Tre capitoli del libro sono dedicati ad analizzare i tratti del primo movimento (la fase di espansione del mercato) di quella che viene chiamata la Grande trasformazione 2.0, che è tuttora in corso e le cui caratteristiche sono il passaggio a un’economia post-industriale, la globalizzazione e l’economia digitale. L’attenzione è posta, come si può intuire dal titolo del libro, su un gruppo sociale generato da questi mutamenti e che viene definito “Quinto Stato” in cui rientrano i lavoratori precari. La precarietà riguarda soprattutto i giovani ed è una condizione sociale caratterizzata dall’instabilità lavorativa, dalle scarse protezioni sociali e dalla vulnerabilità economica provocata dalle basse retribuzioni. Ma parlare di Quinto Stato presuppone che la precarietà non sia una situazione transitoria e abbia invece una certa continuità nel tempo.
Definendo i lavoratori precari come Quinto Stato Ferrera si discosta dalla definizione di Guy Standing che in Precari. La nuova classe esplosiva li considera una classe sociale, facendo riferimento alla posizione dei lavoratori precari nel processo produttivo. Quello che secondo Standing li caratterizzerebbe è l’insicurezza del lavoro nelle sua varie dimensioni (ad esempio, dell’occupazione, del posto di lavoro, del ruolo professionale, del reddito ecc.). Per Ferrera, invece, sono un ceto: un gruppo sociale accomunato dalla condizione sociale e più precisamente dalla vulnerabilità e dall’insicurezza. Inoltre è improprio parlare di classe sociale visto che si tratta di un gruppo sociale fluido, piuttosto eterogeneo al suo interno e con un basso grado di politicizzazione. Un'affermazione, quest’ultima, che non appare del tutto convincente. In fondo, lo stesso Standing scrive che il precariato non ha già una consapevolezza di classe, ma è una classe in divenire.

» Voci di dati memorizzate
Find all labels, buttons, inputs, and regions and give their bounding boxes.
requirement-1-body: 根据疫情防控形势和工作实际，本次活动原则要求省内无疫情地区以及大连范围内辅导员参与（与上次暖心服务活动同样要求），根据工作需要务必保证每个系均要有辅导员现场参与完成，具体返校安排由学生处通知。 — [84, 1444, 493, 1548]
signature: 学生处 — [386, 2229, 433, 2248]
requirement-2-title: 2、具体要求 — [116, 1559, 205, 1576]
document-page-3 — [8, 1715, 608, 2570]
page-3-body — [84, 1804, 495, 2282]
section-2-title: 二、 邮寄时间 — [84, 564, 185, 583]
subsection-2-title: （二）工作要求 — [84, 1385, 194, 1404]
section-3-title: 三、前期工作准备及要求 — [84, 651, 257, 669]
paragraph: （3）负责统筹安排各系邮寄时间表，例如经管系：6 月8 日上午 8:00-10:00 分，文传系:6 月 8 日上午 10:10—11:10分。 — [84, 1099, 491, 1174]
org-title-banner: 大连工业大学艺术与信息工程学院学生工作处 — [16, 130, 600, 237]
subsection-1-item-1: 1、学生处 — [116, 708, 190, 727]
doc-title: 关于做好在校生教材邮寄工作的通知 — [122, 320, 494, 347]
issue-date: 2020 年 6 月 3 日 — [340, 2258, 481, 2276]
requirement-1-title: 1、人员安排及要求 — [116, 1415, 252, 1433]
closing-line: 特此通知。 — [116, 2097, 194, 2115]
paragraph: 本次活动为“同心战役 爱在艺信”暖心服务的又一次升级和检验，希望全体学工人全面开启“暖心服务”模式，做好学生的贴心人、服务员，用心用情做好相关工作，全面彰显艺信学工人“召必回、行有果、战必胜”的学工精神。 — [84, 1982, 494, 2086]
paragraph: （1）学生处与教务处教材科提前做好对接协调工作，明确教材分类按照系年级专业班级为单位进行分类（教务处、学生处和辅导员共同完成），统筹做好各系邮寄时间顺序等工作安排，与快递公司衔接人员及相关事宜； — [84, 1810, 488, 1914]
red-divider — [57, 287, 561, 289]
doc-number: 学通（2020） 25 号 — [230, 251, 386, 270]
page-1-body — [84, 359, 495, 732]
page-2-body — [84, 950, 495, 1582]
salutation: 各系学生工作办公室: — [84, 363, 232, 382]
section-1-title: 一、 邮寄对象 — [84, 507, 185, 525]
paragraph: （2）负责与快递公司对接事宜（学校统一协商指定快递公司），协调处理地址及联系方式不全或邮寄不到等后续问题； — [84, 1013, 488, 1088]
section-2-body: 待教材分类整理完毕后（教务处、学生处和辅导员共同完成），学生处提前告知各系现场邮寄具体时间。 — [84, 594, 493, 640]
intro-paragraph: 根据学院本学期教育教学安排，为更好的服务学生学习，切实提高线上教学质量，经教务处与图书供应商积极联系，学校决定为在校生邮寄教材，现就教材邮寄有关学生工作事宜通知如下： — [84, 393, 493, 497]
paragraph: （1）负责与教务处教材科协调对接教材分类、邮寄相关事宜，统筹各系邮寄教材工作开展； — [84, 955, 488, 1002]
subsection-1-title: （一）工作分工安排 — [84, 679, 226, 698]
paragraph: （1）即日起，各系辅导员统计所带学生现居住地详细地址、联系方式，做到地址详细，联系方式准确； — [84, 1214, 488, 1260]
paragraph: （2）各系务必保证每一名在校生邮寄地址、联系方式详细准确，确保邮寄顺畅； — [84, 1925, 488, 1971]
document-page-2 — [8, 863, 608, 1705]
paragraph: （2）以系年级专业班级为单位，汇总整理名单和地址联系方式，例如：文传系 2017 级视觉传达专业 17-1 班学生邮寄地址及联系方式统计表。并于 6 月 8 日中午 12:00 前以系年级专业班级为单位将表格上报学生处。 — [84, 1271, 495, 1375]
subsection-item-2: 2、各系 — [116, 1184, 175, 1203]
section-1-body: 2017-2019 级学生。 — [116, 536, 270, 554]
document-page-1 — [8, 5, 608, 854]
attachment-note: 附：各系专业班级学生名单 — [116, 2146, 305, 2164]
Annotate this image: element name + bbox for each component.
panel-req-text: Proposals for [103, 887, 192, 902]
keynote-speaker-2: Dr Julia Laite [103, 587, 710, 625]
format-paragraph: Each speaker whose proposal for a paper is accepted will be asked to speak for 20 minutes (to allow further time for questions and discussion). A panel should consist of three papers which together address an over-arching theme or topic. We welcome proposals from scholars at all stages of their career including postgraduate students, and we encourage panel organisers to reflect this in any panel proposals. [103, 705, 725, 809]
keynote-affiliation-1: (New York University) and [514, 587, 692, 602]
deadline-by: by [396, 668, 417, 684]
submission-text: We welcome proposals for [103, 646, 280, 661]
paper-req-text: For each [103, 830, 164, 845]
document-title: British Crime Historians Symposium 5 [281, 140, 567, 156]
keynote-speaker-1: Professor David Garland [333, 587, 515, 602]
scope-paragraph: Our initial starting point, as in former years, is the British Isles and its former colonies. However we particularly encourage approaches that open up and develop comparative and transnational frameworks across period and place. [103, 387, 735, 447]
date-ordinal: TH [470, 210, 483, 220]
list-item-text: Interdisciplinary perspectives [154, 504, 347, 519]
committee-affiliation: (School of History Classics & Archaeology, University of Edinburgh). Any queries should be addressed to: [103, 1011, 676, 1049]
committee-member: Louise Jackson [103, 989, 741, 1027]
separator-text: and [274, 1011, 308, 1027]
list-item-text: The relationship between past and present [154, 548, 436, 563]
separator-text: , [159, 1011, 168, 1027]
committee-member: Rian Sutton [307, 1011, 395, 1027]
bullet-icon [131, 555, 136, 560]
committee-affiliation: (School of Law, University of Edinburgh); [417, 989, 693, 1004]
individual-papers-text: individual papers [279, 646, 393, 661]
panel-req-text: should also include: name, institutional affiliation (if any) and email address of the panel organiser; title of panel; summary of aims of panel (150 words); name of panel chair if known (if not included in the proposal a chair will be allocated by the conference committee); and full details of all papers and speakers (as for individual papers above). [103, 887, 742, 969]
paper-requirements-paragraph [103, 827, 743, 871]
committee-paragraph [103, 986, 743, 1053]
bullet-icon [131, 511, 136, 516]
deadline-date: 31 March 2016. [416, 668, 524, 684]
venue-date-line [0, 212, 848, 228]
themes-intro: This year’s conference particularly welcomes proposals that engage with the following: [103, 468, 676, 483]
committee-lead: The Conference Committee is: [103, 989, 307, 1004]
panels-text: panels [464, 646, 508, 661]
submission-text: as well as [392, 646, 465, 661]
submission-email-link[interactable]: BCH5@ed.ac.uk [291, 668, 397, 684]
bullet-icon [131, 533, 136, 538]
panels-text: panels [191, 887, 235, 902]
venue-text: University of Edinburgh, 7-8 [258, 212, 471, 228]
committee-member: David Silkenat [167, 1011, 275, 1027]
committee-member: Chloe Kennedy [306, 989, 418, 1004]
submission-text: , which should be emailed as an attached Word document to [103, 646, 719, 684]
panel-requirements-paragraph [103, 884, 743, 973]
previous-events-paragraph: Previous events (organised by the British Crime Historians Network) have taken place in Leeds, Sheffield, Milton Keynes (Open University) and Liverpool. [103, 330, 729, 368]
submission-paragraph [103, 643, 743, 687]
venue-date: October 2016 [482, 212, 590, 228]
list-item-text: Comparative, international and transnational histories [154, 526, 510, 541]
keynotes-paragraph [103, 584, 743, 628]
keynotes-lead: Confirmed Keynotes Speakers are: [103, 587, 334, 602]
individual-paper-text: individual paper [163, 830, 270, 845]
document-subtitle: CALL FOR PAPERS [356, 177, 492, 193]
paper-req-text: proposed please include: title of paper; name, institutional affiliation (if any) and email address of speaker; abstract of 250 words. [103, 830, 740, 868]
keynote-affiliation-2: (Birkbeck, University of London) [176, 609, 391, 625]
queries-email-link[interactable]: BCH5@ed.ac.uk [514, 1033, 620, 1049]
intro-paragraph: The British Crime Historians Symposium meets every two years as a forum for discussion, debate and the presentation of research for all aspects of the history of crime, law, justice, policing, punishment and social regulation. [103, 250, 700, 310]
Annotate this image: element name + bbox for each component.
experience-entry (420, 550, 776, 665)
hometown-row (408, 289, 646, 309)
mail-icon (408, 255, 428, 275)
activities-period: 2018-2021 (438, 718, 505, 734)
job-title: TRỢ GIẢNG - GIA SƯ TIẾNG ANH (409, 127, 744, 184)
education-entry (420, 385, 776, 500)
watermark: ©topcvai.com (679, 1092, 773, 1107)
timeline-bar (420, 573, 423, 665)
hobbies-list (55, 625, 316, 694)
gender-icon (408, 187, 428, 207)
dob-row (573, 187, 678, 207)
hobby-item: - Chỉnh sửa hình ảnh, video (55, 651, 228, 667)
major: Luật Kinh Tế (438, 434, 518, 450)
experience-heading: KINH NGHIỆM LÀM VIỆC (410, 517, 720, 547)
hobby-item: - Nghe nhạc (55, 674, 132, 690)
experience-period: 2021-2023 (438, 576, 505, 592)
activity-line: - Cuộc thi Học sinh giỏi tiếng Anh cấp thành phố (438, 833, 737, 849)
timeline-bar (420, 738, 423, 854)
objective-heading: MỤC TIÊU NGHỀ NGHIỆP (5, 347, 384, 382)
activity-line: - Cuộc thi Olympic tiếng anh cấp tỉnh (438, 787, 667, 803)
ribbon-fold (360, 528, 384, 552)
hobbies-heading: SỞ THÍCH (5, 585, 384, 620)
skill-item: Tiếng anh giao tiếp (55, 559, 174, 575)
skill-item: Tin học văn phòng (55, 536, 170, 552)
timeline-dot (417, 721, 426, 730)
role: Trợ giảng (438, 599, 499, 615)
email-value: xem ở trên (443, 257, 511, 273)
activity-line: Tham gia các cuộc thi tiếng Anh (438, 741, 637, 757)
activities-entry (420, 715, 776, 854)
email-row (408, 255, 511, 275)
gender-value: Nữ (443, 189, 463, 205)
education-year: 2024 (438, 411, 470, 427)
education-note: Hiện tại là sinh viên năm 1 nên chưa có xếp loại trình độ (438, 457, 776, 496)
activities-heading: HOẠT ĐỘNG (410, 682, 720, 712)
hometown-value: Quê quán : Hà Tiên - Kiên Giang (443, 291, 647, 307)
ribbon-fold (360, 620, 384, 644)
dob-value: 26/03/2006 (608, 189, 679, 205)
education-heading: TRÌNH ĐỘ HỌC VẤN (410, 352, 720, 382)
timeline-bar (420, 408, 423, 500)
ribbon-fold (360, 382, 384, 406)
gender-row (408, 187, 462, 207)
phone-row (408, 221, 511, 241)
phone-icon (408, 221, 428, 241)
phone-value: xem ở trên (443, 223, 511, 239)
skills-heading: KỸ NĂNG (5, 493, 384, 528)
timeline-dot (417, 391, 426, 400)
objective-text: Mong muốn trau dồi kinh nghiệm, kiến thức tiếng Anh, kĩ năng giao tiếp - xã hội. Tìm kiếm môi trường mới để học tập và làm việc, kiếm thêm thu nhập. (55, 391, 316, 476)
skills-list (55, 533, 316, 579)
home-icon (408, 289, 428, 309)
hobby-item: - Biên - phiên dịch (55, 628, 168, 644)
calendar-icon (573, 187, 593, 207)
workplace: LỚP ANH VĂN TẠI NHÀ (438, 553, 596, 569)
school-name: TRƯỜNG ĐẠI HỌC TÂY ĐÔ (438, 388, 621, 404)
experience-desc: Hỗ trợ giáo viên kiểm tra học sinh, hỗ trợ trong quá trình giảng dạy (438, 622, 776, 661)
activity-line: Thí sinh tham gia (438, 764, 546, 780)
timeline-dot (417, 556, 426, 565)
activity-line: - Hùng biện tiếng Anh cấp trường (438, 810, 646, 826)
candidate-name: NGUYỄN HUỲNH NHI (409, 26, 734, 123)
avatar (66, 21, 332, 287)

» Obiettivo dell'esercizio
Per favore, ricopia parola per parola l'intero brano sul Quinto Stato dei lavoratori precari, senza cambiare nulla.

» Soluzione svolta
Tre capitoli del libro sono dedicati ad analizzare i tratti del primo movimento (la fase di espansione del mercato) di quella che viene chiamata la Grande trasformazione 2.0, che è tuttora in corso e le cui caratteristiche sono il passaggio a un’economia post-industriale, la globalizzazione e l’economia digitale. L’attenzione è posta, come si può intuire dal titolo del libro, su un gruppo sociale generato da questi mutamenti e che viene definito “Quinto Stato” in cui rientrano i lavoratori precari. La precarietà riguarda soprattutto i giovani ed è una condizione sociale caratterizzata dall’instabilità lavorativa, dalle scarse protezioni sociali e dalla vulnerabilità economica provocata dalle basse retribuzioni. Ma parlare di Quinto Stato presuppone che la precarietà non sia una situazione transitoria e abbia invece una certa continuità nel tempo.
Definendo i lavoratori precari come Quinto Stato Ferrera si discosta dalla definizione di Guy Standing che in Precari. La nuova classe esplosiva li considera una classe sociale, facendo riferimento alla posizione dei lavoratori precari nel processo produttivo. Quello che secondo Standing li caratterizzerebbe è l’insicurezza del lavoro nelle sua varie dimensioni (ad esempio, dell’occupazione, del posto di lavoro, del ruolo professionale, del reddito ecc.). Per Ferrera, invece, sono un ceto: un gruppo sociale accomunato dalla condizione sociale e più precisamente dalla vulnerabilità e dall’insicurezza. Inoltre è improprio parlare di classe sociale visto che si tratta di un gruppo sociale fluido, piuttosto eterogeneo al suo interno e con un basso grado di politicizzazione. Un'affermazione, quest’ultima, che non appare del tutto convincente. In fondo, lo stesso Standing scrive che il precariato non ha già una consapevolezza di classe, ma è una classe in divenire.